## start DATA PROVIDED

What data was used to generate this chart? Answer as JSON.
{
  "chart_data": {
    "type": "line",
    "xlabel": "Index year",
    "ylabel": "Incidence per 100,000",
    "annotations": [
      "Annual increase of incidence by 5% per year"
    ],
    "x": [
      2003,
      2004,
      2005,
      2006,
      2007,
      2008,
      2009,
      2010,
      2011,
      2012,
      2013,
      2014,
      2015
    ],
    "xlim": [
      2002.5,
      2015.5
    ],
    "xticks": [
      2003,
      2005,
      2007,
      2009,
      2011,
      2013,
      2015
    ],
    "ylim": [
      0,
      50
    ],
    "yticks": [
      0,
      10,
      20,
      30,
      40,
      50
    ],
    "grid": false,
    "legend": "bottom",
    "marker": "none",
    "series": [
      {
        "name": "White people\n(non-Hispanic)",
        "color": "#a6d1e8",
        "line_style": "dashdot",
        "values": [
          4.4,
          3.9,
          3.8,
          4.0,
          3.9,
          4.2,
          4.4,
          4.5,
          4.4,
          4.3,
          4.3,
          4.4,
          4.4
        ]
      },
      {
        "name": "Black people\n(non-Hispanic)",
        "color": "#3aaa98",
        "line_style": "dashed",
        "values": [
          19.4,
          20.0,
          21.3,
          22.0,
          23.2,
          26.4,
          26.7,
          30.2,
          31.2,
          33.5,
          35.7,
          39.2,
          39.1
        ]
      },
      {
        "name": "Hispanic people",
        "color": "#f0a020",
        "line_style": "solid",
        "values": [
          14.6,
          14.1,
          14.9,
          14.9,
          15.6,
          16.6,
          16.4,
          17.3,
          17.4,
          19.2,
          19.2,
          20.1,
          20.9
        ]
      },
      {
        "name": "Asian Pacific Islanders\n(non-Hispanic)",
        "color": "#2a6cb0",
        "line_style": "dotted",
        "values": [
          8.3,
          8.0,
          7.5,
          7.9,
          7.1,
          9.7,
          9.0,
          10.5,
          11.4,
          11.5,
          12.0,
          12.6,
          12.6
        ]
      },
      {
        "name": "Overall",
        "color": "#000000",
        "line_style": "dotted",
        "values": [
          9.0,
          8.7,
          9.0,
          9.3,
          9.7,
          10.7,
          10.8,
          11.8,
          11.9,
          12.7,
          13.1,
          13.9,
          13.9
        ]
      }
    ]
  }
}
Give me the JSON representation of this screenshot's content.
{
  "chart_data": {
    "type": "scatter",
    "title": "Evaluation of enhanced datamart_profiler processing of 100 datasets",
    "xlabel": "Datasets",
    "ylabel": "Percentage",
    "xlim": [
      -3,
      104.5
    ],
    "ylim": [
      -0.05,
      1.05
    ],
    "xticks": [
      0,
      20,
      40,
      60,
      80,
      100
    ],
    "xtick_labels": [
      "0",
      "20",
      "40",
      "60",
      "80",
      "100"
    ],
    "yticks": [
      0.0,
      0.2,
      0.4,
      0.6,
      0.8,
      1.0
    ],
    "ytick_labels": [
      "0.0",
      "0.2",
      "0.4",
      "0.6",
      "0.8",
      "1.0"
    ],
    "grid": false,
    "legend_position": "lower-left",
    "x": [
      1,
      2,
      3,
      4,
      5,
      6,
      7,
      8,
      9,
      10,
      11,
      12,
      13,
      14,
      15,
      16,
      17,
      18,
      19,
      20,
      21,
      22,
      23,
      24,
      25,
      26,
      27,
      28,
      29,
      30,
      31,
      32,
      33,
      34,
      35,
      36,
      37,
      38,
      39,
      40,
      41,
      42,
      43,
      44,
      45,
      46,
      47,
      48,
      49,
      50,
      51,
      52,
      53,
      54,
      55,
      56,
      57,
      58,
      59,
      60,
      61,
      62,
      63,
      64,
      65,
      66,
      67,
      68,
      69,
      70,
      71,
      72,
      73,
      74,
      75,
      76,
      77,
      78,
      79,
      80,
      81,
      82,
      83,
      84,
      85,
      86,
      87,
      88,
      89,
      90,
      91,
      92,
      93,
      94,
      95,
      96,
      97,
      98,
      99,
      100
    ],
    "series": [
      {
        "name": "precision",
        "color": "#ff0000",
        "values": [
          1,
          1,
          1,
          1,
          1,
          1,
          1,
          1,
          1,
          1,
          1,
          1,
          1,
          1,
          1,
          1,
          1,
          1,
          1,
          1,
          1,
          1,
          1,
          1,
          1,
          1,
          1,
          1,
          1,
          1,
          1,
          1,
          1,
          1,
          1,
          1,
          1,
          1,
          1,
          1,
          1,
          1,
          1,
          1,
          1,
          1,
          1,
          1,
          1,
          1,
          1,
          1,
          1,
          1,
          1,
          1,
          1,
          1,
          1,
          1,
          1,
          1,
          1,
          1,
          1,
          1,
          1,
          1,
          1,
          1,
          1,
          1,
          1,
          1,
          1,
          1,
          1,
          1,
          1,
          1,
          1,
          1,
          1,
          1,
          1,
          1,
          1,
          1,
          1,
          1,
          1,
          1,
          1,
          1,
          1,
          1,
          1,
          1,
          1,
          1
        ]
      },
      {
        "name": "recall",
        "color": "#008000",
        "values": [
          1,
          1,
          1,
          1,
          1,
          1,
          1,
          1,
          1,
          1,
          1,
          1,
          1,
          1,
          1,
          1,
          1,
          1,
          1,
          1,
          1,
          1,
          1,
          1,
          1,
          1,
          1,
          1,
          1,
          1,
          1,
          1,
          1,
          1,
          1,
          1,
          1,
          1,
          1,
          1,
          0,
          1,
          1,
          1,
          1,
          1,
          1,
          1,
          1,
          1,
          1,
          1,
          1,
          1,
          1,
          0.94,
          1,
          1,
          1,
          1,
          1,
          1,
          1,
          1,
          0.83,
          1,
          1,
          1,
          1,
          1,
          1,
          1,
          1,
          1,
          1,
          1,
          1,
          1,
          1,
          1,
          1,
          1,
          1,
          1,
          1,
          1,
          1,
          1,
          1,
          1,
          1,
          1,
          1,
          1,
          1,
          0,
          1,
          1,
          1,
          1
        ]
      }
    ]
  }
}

## end DATA PROVIDED

# [PROBLEM DETAILS]
Copy the material above verbatim.

# [THE ANSWER]
What data was used to generate this chart? Answer as JSON.
{
  "chart_data": {
    "type": "line",
    "xlabel": "Index year",
    "ylabel": "Incidence per 100,000",
    "annotations": [
      "Annual increase of incidence by 5% per year"
    ],
    "x": [
      2003,
      2004,
      2005,
      2006,
      2007,
      2008,
      2009,
      2010,
      2011,
      2012,
      2013,
      2014,
      2015
    ],
    "xlim": [
      2002.5,
      2015.5
    ],
    "xticks": [
      2003,
      2005,
      2007,
      2009,
      2011,
      2013,
      2015
    ],
    "ylim": [
      0,
      50
    ],
    "yticks": [
      0,
      10,
      20,
      30,
      40,
      50
    ],
    "grid": false,
    "legend": "bottom",
    "marker": "none",
    "series": [
      {
        "name": "White people\n(non-Hispanic)",
        "color": "#a6d1e8",
        "line_style": "dashdot",
        "values": [
          4.4,
          3.9,
          3.8,
          4.0,
          3.9,
          4.2,
          4.4,
          4.5,
          4.4,
          4.3,
          4.3,
          4.4,
          4.4
        ]
      },
      {
        "name": "Black people\n(non-Hispanic)",
        "color": "#3aaa98",
        "line_style": "dashed",
        "values": [
          19.4,
          20.0,
          21.3,
          22.0,
          23.2,
          26.4,
          26.7,
          30.2,
          31.2,
          33.5,
          35.7,
          39.2,
          39.1
        ]
      },
      {
        "name": "Hispanic people",
        "color": "#f0a020",
        "line_style": "solid",
        "values": [
          14.6,
          14.1,
          14.9,
          14.9,
          15.6,
          16.6,
          16.4,
          17.3,
          17.4,
          19.2,
          19.2,
          20.1,
          20.9
        ]
      },
      {
        "name": "Asian Pacific Islanders\n(non-Hispanic)",
        "color": "#2a6cb0",
        "line_style": "dotted",
        "values": [
          8.3,
          8.0,
          7.5,
          7.9,
          7.1,
          9.7,
          9.0,
          10.5,
          11.4,
          11.5,
          12.0,
          12.6,
          12.6
        ]
      },
      {
        "name": "Overall",
        "color": "#000000",
        "line_style": "dotted",
        "values": [
          9.0,
          8.7,
          9.0,
          9.3,
          9.7,
          10.7,
          10.8,
          11.8,
          11.9,
          12.7,
          13.1,
          13.9,
          13.9
        ]
      }
    ]
  }
}
Give me the JSON representation of this screenshot's content.
{
  "chart_data": {
    "type": "scatter",
    "title": "Evaluation of enhanced datamart_profiler processing of 100 datasets",
    "xlabel": "Datasets",
    "ylabel": "Percentage",
    "xlim": [
      -3,
      104.5
    ],
    "ylim": [
      -0.05,
      1.05
    ],
    "xticks": [
      0,
      20,
      40,
      60,
      80,
      100
    ],
    "xtick_labels": [
      "0",
      "20",
      "40",
      "60",
      "80",
      "100"
    ],
    "yticks": [
      0.0,
      0.2,
      0.4,
      0.6,
      0.8,
      1.0
    ],
    "ytick_labels": [
      "0.0",
      "0.2",
      "0.4",
      "0.6",
      "0.8",
      "1.0"
    ],
    "grid": false,
    "legend_position": "lower-left",
    "x": [
      1,
      2,
      3,
      4,
      5,
      6,
      7,
      8,
      9,
      10,
      11,
      12,
      13,
      14,
      15,
      16,
      17,
      18,
      19,
      20,
      21,
      22,
      23,
      24,
      25,
      26,
      27,
      28,
      29,
      30,
      31,
      32,
      33,
      34,
      35,
      36,
      37,
      38,
      39,
      40,
      41,
      42,
      43,
      44,
      45,
      46,
      47,
      48,
      49,
      50,
      51,
      52,
      53,
      54,
      55,
      56,
      57,
      58,
      59,
      60,
      61,
      62,
      63,
      64,
      65,
      66,
      67,
      68,
      69,
      70,
      71,
      72,
      73,
      74,
      75,
      76,
      77,
      78,
      79,
      80,
      81,
      82,
      83,
      84,
      85,
      86,
      87,
      88,
      89,
      90,
      91,
      92,
      93,
      94,
      95,
      96,
      97,
      98,
      99,
      100
    ],
    "series": [
      {
        "name": "precision",
        "color": "#ff0000",
        "values": [
          1,
          1,
          1,
          1,
          1,
          1,
          1,
          1,
          1,
          1,
          1,
          1,
          1,
          1,
          1,
          1,
          1,
          1,
          1,
          1,
          1,
          1,
          1,
          1,
          1,
          1,
          1,
          1,
          1,
          1,
          1,
          1,
          1,
          1,
          1,
          1,
          1,
          1,
          1,
          1,
          1,
          1,
          1,
          1,
          1,
          1,
          1,
          1,
          1,
          1,
          1,
          1,
          1,
          1,
          1,
          1,
          1,
          1,
          1,
          1,
          1,
          1,
          1,
          1,
          1,
          1,
          1,
          1,
          1,
          1,
          1,
          1,
          1,
          1,
          1,
          1,
          1,
          1,
          1,
          1,
          1,
          1,
          1,
          1,
          1,
          1,
          1,
          1,
          1,
          1,
          1,
          1,
          1,
          1,
          1,
          1,
          1,
          1,
          1,
          1
        ]
      },
      {
        "name": "recall",
        "color": "#008000",
        "values": [
          1,
          1,
          1,
          1,
          1,
          1,
          1,
          1,
          1,
          1,
          1,
          1,
          1,
          1,
          1,
          1,
          1,
          1,
          1,
          1,
          1,
          1,
          1,
          1,
          1,
          1,
          1,
          1,
          1,
          1,
          1,
          1,
          1,
          1,
          1,
          1,
          1,
          1,
          1,
          1,
          0,
          1,
          1,
          1,
          1,
          1,
          1,
          1,
          1,
          1,
          1,
          1,
          1,
          1,
          1,
          0.94,
          1,
          1,
          1,
          1,
          1,
          1,
          1,
          1,
          0.83,
          1,
          1,
          1,
          1,
          1,
          1,
          1,
          1,
          1,
          1,
          1,
          1,
          1,
          1,
          1,
          1,
          1,
          1,
          1,
          1,
          1,
          1,
          1,
          1,
          1,
          1,
          1,
          1,
          1,
          1,
          0,
          1,
          1,
          1,
          1
        ]
      }
    ]
  }
}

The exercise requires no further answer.